Given problem
Copy everything in the data below exactly except the pictures.

Input rows
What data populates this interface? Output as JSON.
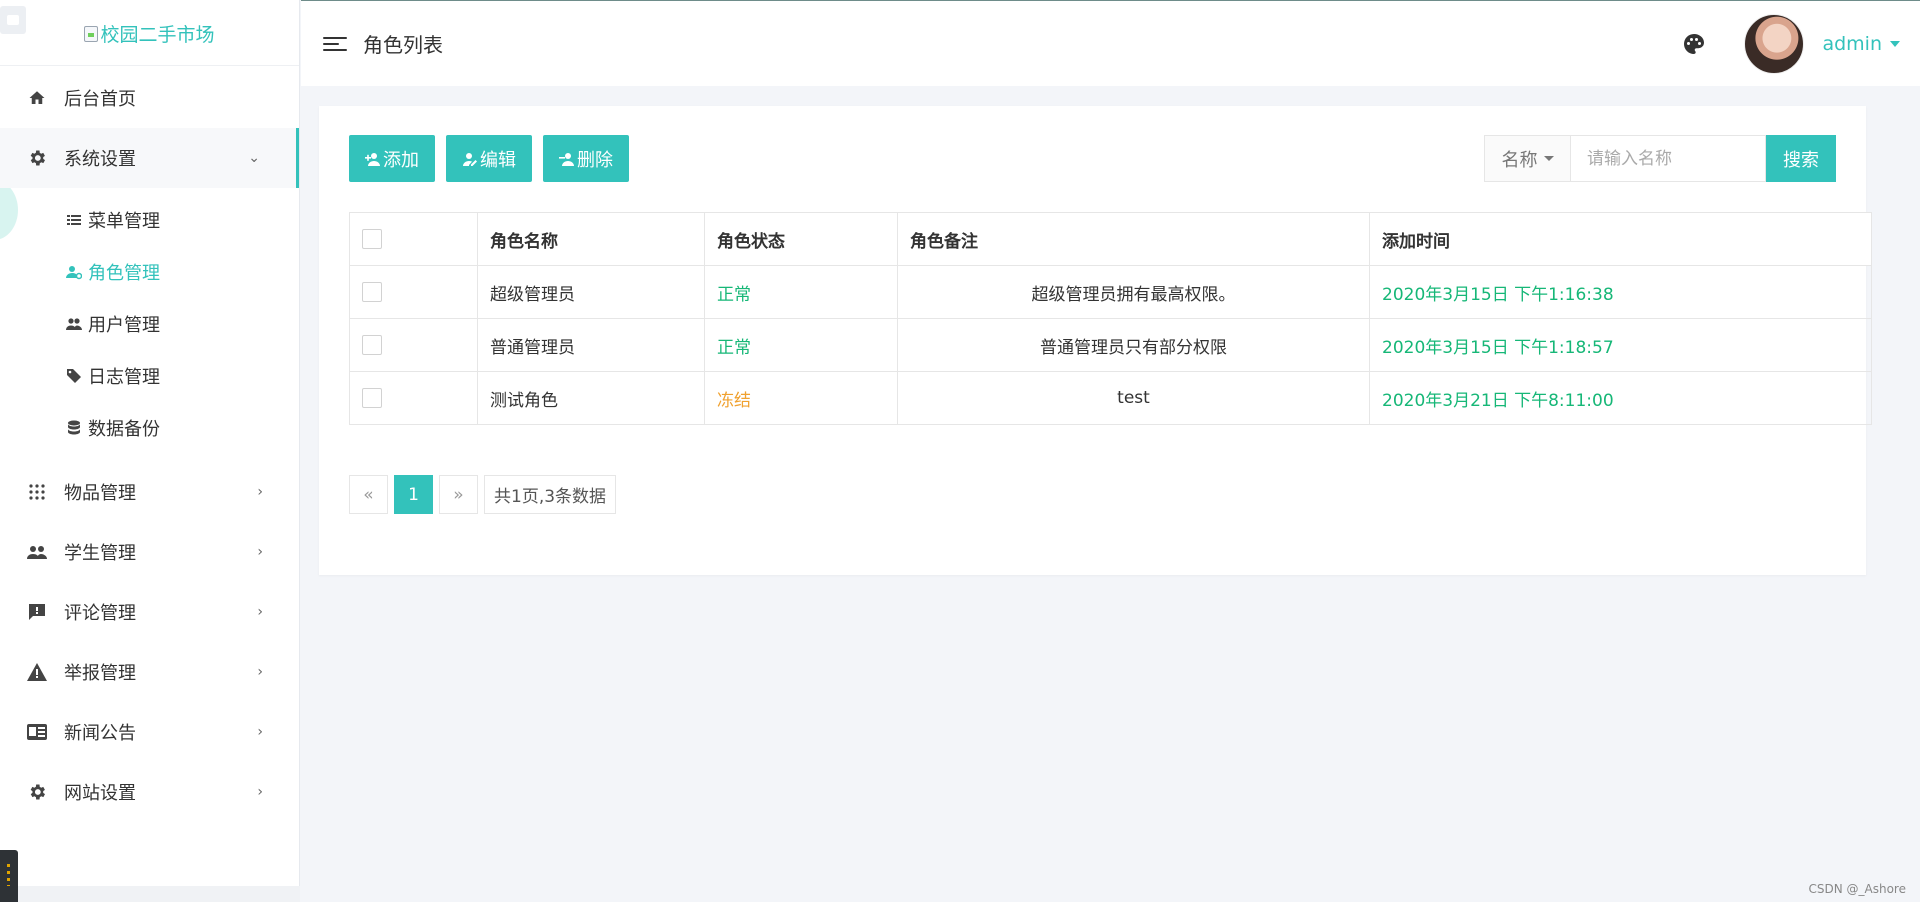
{
  "sidebar": {
    "logo_alt": "校园二手市场",
    "items": [
      {
        "label": "后台首页"
      },
      {
        "label": "系统设置"
      },
      {
        "label": "物品管理"
      },
      {
        "label": "学生管理"
      },
      {
        "label": "评论管理"
      },
      {
        "label": "举报管理"
      },
      {
        "label": "新闻公告"
      },
      {
        "label": "网站设置"
      }
    ],
    "submenu": [
      {
        "label": "菜单管理"
      },
      {
        "label": "角色管理"
      },
      {
        "label": "用户管理"
      },
      {
        "label": "日志管理"
      },
      {
        "label": "数据备份"
      }
    ]
  },
  "header": {
    "title": "角色列表",
    "user": "admin"
  },
  "toolbar": {
    "add": "添加",
    "edit": "编辑",
    "delete": "删除"
  },
  "search": {
    "field": "名称",
    "placeholder": "请输入名称",
    "button": "搜索"
  },
  "table": {
    "columns": [
      "角色名称",
      "角色状态",
      "角色备注",
      "添加时间"
    ],
    "rows": [
      {
        "name": "超级管理员",
        "status": "正常",
        "remark": "超级管理员拥有最高权限。",
        "time": "2020年3月15日 下午1:16:38"
      },
      {
        "name": "普通管理员",
        "status": "正常",
        "remark": "普通管理员只有部分权限",
        "time": "2020年3月15日 下午1:18:57"
      },
      {
        "name": "测试角色",
        "status": "冻结",
        "remark": "test",
        "time": "2020年3月21日 下午8:11:00"
      }
    ]
  },
  "pagination": {
    "prev": "«",
    "current": "1",
    "next": "»",
    "info": "共1页,3条数据"
  },
  "watermark": "CSDN @_Ashore",
  "colors": {
    "accent": "#33c2bb",
    "status_normal": "#16b777",
    "status_frozen": "#f0a12f"
  },
  "icons": {
    "menu": [
      "home-icon",
      "gear-icon",
      "grid-icon",
      "people-icon",
      "comment-icon",
      "warning-icon",
      "news-icon",
      "gear-icon"
    ],
    "submenu": [
      "list-icon",
      "user-role-icon",
      "users-icon",
      "tags-icon",
      "database-icon"
    ]
  }
}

Task output
What data populates this interface? Output as JSON.
{
  "sidebar": {
    "logo_alt": "校园二手市场",
    "items": [
      {
        "label": "后台首页"
      },
      {
        "label": "系统设置"
      },
      {
        "label": "物品管理"
      },
      {
        "label": "学生管理"
      },
      {
        "label": "评论管理"
      },
      {
        "label": "举报管理"
      },
      {
        "label": "新闻公告"
      },
      {
        "label": "网站设置"
      }
    ],
    "submenu": [
      {
        "label": "菜单管理"
      },
      {
        "label": "角色管理"
      },
      {
        "label": "用户管理"
      },
      {
        "label": "日志管理"
      },
      {
        "label": "数据备份"
      }
    ]
  },
  "header": {
    "title": "角色列表",
    "user": "admin"
  },
  "toolbar": {
    "add": "添加",
    "edit": "编辑",
    "delete": "删除"
  },
  "search": {
    "field": "名称",
    "placeholder": "请输入名称",
    "button": "搜索"
  },
  "table": {
    "columns": [
      "角色名称",
      "角色状态",
      "角色备注",
      "添加时间"
    ],
    "rows": [
      {
        "name": "超级管理员",
        "status": "正常",
        "remark": "超级管理员拥有最高权限。",
        "time": "2020年3月15日 下午1:16:38"
      },
      {
        "name": "普通管理员",
        "status": "正常",
        "remark": "普通管理员只有部分权限",
        "time": "2020年3月15日 下午1:18:57"
      },
      {
        "name": "测试角色",
        "status": "冻结",
        "remark": "test",
        "time": "2020年3月21日 下午8:11:00"
      }
    ]
  },
  "pagination": {
    "prev": "«",
    "current": "1",
    "next": "»",
    "info": "共1页,3条数据"
  },
  "watermark": "CSDN @_Ashore",
  "colors": {
    "accent": "#33c2bb",
    "status_normal": "#16b777",
    "status_frozen": "#f0a12f"
  },
  "icons": {
    "menu": [
      "home-icon",
      "gear-icon",
      "grid-icon",
      "people-icon",
      "comment-icon",
      "warning-icon",
      "news-icon",
      "gear-icon"
    ],
    "submenu": [
      "list-icon",
      "user-role-icon",
      "users-icon",
      "tags-icon",
      "database-icon"
    ]
  }
}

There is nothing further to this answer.